Exercise instructions
Return, word for word, the part of the records that opens with their first line and closes with the line containing "callout-label: 53 [427, 651, 441, 666]", including both of those lines.

Data section
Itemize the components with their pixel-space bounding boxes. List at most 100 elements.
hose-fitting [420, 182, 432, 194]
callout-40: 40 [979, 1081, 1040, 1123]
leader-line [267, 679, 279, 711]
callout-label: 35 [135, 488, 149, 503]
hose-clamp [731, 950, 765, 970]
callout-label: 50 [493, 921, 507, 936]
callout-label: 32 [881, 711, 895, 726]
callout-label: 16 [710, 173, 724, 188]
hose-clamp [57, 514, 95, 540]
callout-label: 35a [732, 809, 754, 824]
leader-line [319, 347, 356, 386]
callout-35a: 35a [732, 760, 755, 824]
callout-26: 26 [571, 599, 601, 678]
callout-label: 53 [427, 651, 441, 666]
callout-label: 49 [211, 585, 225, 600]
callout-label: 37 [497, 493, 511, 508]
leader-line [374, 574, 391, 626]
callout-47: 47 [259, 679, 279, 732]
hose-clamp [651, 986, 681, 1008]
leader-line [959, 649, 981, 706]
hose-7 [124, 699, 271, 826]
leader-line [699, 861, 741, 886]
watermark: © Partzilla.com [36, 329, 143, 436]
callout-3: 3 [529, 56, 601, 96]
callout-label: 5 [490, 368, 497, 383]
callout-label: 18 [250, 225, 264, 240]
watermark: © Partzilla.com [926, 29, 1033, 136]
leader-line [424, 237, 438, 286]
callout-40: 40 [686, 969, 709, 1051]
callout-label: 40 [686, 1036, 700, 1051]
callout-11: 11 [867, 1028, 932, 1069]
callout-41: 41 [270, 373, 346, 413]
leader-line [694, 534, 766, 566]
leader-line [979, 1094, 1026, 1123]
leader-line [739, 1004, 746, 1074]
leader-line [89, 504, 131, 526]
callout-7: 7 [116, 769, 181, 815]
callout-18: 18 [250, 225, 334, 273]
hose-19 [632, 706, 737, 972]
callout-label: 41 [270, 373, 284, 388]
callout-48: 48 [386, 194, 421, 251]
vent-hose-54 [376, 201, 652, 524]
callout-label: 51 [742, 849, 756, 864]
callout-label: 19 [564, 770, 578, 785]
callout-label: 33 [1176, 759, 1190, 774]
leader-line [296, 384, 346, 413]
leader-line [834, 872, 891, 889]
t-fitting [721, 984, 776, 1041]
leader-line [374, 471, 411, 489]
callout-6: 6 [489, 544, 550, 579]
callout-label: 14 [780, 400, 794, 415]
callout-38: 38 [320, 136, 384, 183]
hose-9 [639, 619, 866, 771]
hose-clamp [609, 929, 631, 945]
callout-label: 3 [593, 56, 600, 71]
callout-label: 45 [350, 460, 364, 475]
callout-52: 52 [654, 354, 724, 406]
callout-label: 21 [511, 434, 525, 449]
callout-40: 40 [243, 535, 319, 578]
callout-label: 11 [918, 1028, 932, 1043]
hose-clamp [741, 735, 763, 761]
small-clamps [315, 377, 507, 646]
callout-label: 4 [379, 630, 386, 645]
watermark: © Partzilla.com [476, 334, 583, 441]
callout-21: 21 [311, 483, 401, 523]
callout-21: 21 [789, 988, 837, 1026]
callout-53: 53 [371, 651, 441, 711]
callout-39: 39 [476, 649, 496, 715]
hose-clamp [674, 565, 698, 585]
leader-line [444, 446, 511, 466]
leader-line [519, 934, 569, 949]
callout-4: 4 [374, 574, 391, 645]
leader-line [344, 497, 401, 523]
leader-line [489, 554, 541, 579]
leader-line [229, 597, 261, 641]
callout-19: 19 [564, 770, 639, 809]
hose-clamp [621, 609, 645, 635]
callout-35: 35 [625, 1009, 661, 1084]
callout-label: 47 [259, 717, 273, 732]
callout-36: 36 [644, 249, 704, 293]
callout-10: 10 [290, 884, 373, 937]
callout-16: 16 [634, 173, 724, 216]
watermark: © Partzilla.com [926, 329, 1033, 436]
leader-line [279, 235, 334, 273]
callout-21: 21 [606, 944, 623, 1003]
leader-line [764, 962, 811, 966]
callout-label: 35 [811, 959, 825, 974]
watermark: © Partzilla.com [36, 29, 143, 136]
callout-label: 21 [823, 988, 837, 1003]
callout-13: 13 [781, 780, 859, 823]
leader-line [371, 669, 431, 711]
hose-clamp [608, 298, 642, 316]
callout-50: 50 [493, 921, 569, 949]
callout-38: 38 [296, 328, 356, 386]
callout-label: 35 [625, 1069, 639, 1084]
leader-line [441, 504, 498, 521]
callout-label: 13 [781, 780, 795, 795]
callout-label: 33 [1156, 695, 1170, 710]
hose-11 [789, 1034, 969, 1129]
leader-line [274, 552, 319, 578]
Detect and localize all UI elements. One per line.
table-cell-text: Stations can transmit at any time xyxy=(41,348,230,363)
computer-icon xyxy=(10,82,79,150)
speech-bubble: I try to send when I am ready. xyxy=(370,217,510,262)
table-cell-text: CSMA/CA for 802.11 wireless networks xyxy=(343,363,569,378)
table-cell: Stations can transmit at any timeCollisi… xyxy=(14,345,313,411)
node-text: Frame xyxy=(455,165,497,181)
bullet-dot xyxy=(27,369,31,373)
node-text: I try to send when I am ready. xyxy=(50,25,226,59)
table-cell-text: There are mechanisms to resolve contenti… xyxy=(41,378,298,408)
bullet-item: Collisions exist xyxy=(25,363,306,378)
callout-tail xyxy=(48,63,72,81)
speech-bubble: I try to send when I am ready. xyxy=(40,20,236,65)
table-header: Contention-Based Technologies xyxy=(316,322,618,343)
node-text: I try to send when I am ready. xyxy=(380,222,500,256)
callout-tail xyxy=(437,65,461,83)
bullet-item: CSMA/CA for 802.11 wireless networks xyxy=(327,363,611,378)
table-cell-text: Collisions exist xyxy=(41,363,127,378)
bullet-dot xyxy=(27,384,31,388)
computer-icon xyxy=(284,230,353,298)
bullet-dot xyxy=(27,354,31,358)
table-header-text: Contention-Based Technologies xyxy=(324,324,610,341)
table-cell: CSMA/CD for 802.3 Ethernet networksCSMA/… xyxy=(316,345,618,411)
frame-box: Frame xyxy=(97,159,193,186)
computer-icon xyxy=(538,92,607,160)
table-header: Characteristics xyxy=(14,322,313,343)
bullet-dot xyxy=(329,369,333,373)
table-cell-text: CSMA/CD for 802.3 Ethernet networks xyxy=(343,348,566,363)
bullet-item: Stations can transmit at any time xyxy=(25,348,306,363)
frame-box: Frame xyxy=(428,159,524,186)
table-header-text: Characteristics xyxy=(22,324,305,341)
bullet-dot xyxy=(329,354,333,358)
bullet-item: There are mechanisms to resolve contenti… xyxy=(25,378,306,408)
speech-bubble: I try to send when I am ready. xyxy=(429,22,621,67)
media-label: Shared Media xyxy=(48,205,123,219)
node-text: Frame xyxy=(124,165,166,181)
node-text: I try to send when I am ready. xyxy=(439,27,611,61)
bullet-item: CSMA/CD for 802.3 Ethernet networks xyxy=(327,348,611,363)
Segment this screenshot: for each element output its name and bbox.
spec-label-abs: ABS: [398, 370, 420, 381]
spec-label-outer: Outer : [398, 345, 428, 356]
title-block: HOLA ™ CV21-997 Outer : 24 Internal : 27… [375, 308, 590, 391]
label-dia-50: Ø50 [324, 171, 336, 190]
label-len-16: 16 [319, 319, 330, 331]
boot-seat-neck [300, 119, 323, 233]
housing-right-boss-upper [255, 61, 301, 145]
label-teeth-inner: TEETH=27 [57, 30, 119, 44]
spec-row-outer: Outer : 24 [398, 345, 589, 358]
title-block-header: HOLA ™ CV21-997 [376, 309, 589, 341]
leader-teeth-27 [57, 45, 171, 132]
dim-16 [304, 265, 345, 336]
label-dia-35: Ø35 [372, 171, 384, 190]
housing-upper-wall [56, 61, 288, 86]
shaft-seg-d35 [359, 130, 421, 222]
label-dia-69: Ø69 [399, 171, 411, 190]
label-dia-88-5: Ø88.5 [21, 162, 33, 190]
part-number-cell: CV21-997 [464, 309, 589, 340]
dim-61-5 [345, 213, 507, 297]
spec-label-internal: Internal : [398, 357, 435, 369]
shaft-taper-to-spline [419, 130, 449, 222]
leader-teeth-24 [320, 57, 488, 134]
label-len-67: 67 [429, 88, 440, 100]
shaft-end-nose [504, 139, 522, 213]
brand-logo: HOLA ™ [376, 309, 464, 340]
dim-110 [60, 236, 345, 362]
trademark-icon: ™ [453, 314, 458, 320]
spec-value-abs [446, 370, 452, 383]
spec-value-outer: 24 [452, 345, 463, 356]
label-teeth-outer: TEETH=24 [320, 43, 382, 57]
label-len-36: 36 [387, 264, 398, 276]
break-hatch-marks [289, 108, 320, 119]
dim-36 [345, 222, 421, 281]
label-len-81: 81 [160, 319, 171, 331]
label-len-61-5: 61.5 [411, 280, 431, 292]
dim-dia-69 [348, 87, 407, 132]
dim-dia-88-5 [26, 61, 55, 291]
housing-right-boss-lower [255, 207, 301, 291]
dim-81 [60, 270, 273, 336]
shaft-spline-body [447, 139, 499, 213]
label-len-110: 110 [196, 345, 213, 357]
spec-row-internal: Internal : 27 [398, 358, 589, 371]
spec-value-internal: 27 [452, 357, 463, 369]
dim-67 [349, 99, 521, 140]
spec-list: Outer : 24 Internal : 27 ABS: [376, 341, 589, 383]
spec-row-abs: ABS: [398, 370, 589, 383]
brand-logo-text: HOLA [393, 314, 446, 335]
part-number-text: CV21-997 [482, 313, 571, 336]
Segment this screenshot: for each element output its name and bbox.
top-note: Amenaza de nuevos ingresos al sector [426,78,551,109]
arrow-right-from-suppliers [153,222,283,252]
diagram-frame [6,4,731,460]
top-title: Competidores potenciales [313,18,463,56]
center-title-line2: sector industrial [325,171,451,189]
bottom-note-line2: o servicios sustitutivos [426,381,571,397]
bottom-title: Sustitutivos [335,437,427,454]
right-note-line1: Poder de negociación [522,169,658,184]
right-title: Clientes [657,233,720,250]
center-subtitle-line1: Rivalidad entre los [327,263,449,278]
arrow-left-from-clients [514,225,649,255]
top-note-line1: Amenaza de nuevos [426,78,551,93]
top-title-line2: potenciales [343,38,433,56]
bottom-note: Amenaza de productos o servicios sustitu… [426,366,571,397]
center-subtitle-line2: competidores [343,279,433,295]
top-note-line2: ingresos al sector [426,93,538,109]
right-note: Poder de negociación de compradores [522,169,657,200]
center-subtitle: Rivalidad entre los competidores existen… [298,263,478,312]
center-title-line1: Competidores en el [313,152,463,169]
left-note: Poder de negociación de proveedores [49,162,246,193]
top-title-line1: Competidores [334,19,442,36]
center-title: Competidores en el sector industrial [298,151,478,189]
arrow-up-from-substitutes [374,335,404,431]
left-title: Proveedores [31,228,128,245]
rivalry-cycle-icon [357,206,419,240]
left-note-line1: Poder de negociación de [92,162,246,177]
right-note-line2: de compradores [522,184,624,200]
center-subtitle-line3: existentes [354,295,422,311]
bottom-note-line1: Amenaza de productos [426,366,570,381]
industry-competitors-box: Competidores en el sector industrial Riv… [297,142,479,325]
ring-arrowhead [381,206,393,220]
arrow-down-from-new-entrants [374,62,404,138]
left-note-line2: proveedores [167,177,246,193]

Written solution
Itemize the components with their pixel-space bounding boxes. List at most 100 elements.
hose-fitting [420, 182, 432, 194]
callout-40: 40 [979, 1081, 1040, 1123]
leader-line [267, 679, 279, 711]
callout-label: 35 [135, 488, 149, 503]
hose-clamp [731, 950, 765, 970]
callout-label: 50 [493, 921, 507, 936]
callout-label: 32 [881, 711, 895, 726]
callout-label: 16 [710, 173, 724, 188]
hose-clamp [57, 514, 95, 540]
callout-label: 35a [732, 809, 754, 824]
leader-line [319, 347, 356, 386]
callout-35a: 35a [732, 760, 755, 824]
callout-26: 26 [571, 599, 601, 678]
callout-label: 53 [427, 651, 441, 666]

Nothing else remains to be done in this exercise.